Every line with the word "西沣四路" in it should be extracted from the data that follows.
:: MATERIAL ::
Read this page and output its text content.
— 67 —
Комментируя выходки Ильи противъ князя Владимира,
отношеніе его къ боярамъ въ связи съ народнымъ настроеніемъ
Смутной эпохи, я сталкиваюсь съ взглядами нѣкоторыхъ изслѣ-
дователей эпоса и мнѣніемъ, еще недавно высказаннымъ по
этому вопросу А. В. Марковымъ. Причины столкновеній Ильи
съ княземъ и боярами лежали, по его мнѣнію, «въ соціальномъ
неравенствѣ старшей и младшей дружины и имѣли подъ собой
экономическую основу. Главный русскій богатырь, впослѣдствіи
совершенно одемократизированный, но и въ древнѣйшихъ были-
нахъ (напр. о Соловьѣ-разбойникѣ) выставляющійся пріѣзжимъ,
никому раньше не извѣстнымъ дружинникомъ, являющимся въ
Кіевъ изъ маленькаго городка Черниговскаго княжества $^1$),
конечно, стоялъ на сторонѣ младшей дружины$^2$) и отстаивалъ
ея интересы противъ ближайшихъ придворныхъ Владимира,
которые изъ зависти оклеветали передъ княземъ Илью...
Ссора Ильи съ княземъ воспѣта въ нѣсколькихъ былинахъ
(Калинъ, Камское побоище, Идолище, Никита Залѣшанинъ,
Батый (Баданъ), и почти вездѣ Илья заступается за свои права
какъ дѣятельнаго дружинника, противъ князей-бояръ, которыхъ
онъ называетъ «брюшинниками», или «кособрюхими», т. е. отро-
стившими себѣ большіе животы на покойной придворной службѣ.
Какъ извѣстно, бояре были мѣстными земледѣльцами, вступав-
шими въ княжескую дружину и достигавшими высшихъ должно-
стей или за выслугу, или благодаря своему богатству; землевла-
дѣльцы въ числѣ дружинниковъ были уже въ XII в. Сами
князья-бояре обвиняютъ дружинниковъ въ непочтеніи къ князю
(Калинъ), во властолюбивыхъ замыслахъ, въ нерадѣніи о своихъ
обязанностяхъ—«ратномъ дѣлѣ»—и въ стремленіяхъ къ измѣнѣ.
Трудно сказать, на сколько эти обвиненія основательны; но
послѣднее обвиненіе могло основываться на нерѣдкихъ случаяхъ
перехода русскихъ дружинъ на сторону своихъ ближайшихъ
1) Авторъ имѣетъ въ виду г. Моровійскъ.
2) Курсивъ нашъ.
:::
:: MATERIAL ::
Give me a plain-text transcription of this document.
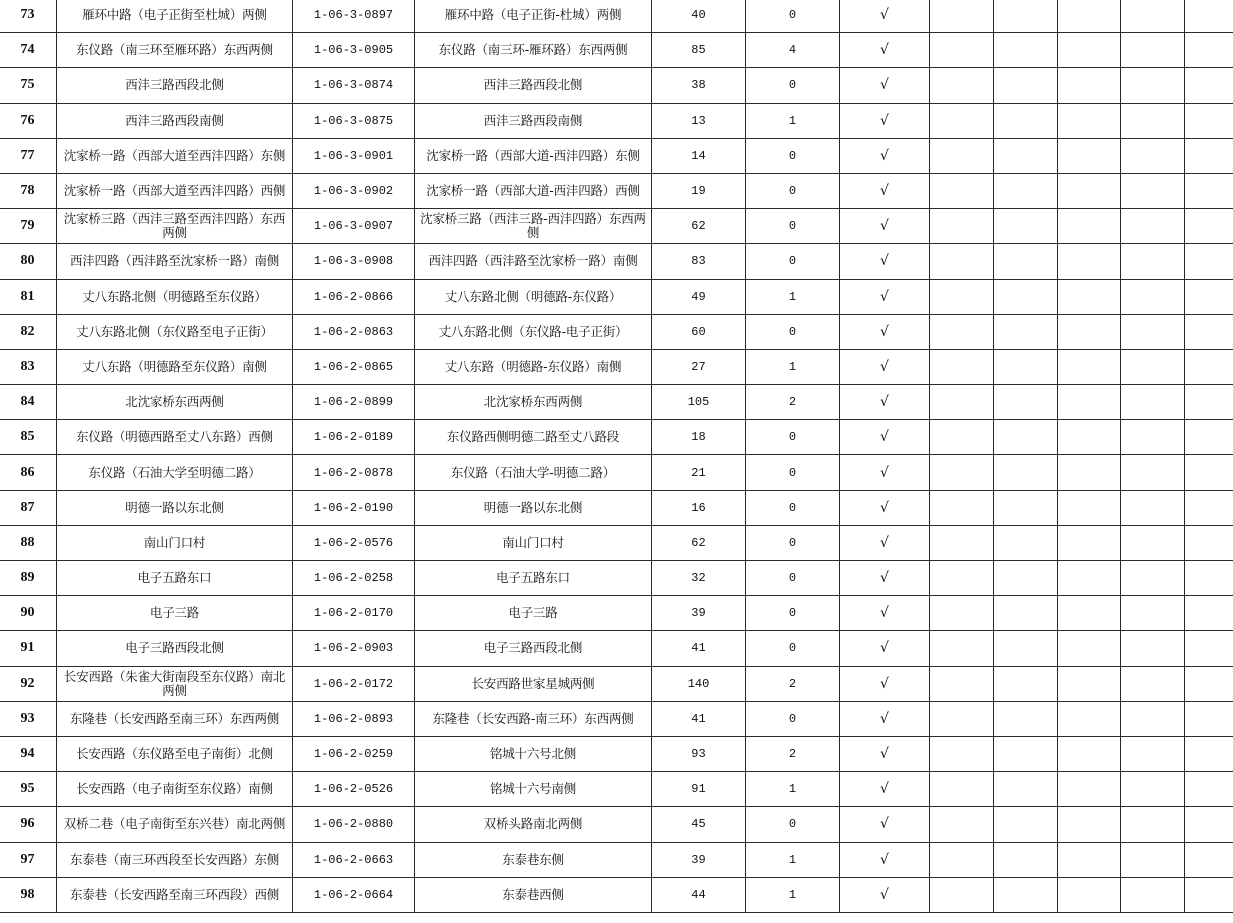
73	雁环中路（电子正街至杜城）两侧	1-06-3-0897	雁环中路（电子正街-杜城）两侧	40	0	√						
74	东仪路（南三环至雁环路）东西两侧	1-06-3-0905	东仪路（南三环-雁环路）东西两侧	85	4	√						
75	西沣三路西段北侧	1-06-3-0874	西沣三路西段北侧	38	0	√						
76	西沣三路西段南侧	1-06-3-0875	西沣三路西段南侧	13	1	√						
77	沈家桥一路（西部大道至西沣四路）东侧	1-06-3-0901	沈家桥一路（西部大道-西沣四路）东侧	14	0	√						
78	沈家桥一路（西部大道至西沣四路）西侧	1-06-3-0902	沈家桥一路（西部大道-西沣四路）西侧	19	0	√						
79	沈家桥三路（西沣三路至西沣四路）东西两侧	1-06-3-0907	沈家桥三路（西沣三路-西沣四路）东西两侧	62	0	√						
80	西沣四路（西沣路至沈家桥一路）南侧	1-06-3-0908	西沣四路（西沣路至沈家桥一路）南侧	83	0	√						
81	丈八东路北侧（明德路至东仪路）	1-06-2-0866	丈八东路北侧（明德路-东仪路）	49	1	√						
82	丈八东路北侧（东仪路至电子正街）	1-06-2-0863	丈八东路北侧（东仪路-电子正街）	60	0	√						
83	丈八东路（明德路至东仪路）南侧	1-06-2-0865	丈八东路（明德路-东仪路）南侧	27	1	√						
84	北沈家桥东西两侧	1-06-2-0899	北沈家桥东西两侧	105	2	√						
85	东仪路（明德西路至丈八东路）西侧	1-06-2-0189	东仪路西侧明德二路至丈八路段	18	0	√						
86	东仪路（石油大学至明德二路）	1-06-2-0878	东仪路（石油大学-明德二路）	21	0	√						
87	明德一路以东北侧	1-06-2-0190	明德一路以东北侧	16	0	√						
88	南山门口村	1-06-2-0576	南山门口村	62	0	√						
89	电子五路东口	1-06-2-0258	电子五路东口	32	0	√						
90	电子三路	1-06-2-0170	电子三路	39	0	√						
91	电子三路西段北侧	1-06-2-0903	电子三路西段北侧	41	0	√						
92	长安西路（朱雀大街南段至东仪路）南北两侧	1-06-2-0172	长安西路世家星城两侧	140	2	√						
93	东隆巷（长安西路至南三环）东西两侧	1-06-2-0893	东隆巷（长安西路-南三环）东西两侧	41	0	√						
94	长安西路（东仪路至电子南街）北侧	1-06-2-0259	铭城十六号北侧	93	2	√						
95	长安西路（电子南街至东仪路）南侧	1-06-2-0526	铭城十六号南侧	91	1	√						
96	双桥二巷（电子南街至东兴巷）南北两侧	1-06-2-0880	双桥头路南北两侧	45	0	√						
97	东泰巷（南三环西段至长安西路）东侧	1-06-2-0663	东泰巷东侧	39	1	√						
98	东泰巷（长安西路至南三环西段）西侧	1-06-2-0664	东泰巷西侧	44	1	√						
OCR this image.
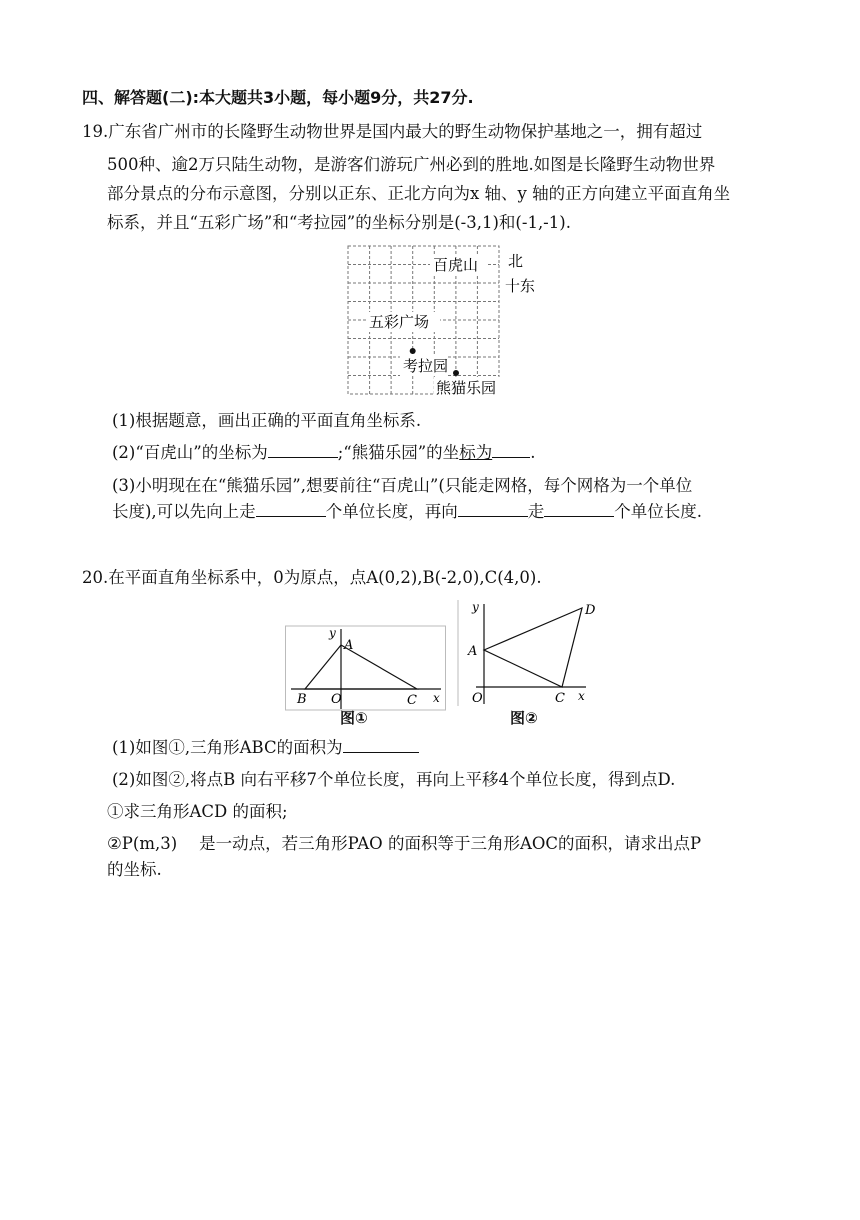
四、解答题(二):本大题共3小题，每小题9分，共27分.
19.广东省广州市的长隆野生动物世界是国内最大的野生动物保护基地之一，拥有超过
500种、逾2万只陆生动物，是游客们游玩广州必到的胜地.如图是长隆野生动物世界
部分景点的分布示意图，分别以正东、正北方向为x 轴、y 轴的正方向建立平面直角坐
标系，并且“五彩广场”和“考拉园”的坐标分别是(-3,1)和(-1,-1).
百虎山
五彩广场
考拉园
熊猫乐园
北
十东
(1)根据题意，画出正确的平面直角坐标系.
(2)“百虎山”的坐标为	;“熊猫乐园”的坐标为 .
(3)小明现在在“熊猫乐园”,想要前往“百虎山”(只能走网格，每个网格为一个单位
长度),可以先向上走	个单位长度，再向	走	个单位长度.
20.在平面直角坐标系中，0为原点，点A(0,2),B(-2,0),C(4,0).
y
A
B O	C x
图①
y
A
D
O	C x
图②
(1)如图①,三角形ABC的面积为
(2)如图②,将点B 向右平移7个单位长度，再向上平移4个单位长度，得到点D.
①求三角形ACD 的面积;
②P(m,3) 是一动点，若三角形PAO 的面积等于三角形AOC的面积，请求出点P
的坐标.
:::
- SOLUTION TO THE EXERCISE -
77	沈家桥一路（西部大道至西沣四路）东侧	1-06-3-0901	沈家桥一路（西部大道-西沣四路）东侧	14	0	√						
78	沈家桥一路（西部大道至西沣四路）西侧	1-06-3-0902	沈家桥一路（西部大道-西沣四路）西侧	19	0	√						
79	沈家桥三路（西沣三路至西沣四路）东西两侧	1-06-3-0907	沈家桥三路（西沣三路-西沣四路）东西两侧	62	0	√						
80	西沣四路（西沣路至沈家桥一路）南侧	1-06-3-0908	西沣四路（西沣路至沈家桥一路）南侧	83	0	√						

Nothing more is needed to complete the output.